▶ [Exercise 1]: In the passage on Wall Street and government, what has been operating at full speed during this time?
▶ [Exercise 2]: Return everything in the passage on Wall Street and government from "Or perhaps the" down to "financial robber barons.", unchanged.

▶ [Text for analysis]:
═══
Or perhaps the whole scandal is simply revealing who is really in charge of our economy and government. Wall Street financial institutions, and other corporate interests generally, have been among the largest contributors to both major political parties for decades now. Moreover, the revolving door from government to Wall Street has been operating at full speed during this time. Little wonder then that government decisions on financial deregulation and the use of public money, have so often favored these financial robber barons.
═══
(Page segmentation data)
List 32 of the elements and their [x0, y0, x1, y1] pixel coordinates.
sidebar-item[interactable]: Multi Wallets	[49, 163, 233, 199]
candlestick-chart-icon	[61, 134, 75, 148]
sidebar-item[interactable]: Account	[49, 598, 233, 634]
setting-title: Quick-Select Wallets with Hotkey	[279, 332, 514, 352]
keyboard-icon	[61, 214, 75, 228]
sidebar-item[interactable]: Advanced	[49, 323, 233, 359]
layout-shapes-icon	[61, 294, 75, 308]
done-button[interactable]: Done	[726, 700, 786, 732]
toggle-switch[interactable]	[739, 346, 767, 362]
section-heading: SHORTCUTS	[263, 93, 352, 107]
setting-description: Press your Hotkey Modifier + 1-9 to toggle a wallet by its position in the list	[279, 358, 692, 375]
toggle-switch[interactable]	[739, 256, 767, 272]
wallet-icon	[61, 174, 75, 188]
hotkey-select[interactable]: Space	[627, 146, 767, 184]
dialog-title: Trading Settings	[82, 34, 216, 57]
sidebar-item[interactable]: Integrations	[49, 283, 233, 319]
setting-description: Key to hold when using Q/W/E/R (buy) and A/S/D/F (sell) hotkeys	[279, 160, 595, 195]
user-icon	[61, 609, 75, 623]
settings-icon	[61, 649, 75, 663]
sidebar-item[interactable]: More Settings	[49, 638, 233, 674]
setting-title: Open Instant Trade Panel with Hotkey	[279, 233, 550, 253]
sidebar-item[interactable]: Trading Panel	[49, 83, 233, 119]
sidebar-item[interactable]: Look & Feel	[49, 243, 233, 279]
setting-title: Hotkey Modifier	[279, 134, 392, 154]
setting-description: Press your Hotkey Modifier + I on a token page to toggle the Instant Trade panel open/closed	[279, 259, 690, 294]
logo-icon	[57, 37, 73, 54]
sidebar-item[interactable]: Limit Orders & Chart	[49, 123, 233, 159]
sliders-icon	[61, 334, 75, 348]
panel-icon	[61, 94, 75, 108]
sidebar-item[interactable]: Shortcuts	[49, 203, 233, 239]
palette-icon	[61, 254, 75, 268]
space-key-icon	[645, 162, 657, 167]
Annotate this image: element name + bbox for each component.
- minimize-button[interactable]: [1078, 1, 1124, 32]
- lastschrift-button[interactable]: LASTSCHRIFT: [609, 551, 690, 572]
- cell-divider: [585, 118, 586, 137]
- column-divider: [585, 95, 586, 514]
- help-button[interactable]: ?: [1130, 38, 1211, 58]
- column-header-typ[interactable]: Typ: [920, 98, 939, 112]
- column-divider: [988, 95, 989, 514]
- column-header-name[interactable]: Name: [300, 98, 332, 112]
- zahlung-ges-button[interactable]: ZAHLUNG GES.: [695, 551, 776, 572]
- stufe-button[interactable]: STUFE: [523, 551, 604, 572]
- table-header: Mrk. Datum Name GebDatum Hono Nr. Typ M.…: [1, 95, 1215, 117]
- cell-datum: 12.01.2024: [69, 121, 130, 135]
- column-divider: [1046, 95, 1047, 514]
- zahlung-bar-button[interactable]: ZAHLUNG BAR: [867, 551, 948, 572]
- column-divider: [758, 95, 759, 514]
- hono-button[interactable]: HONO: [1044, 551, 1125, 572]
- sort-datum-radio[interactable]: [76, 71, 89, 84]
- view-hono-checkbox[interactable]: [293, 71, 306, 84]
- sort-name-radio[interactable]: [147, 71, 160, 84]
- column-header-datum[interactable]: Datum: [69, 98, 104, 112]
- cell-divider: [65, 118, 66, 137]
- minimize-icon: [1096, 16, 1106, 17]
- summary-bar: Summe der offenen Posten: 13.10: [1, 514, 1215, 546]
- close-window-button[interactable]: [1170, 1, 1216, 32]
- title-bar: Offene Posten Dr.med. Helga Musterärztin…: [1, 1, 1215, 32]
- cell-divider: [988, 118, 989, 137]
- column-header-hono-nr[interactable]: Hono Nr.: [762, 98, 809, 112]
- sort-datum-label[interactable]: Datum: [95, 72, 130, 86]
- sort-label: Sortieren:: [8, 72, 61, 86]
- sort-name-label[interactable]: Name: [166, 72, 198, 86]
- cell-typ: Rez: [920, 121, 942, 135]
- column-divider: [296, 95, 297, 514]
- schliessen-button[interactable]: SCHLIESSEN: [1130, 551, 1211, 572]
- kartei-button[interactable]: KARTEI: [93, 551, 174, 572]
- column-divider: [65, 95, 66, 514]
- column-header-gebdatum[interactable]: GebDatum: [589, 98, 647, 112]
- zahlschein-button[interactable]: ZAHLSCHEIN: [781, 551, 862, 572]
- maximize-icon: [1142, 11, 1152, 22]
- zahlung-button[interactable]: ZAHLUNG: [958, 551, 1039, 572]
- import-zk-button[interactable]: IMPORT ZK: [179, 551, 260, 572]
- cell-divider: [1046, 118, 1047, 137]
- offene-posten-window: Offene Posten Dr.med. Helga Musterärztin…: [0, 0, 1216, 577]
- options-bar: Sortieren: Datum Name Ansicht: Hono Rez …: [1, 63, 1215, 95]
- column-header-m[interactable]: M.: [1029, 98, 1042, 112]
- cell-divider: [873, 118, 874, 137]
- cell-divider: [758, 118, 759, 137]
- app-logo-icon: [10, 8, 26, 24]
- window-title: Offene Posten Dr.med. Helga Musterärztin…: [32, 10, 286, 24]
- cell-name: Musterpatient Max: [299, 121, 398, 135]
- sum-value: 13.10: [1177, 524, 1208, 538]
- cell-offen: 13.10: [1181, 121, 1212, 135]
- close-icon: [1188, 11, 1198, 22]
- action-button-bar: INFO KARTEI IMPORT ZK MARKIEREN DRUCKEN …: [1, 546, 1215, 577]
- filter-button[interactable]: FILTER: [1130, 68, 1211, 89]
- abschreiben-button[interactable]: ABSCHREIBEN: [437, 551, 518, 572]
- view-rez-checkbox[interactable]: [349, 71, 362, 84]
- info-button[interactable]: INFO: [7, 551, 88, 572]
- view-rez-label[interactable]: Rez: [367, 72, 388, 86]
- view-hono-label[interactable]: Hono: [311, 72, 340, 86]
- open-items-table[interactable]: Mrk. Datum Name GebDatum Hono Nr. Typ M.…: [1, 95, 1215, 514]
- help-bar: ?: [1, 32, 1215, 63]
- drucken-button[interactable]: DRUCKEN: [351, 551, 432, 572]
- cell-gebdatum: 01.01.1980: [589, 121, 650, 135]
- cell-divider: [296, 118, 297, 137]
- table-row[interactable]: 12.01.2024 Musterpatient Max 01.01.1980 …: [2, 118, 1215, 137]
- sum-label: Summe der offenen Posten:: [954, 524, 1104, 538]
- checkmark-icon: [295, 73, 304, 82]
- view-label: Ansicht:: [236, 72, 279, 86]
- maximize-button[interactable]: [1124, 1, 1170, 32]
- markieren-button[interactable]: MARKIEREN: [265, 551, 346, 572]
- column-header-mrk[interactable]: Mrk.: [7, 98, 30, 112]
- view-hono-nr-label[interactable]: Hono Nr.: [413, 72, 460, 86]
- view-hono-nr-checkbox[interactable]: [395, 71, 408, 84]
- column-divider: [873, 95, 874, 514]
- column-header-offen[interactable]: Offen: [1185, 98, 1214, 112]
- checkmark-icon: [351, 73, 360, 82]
═══
▶ [Exercise response 1]: The revolving door from government to Wall Street.

▶ [Exercise response 2]:
Or perhaps the whole scandal is simply revealing who is really in charge of our economy and government. Wall Street financial institutions, and other corporate interests generally, have been among the largest contributors to both major political parties for decades now. Moreover, the revolving door from government to Wall Street has been operating at full speed during this time. Little wonder then that government decisions on financial deregulation and the use of public money, have so often favored these financial robber barons.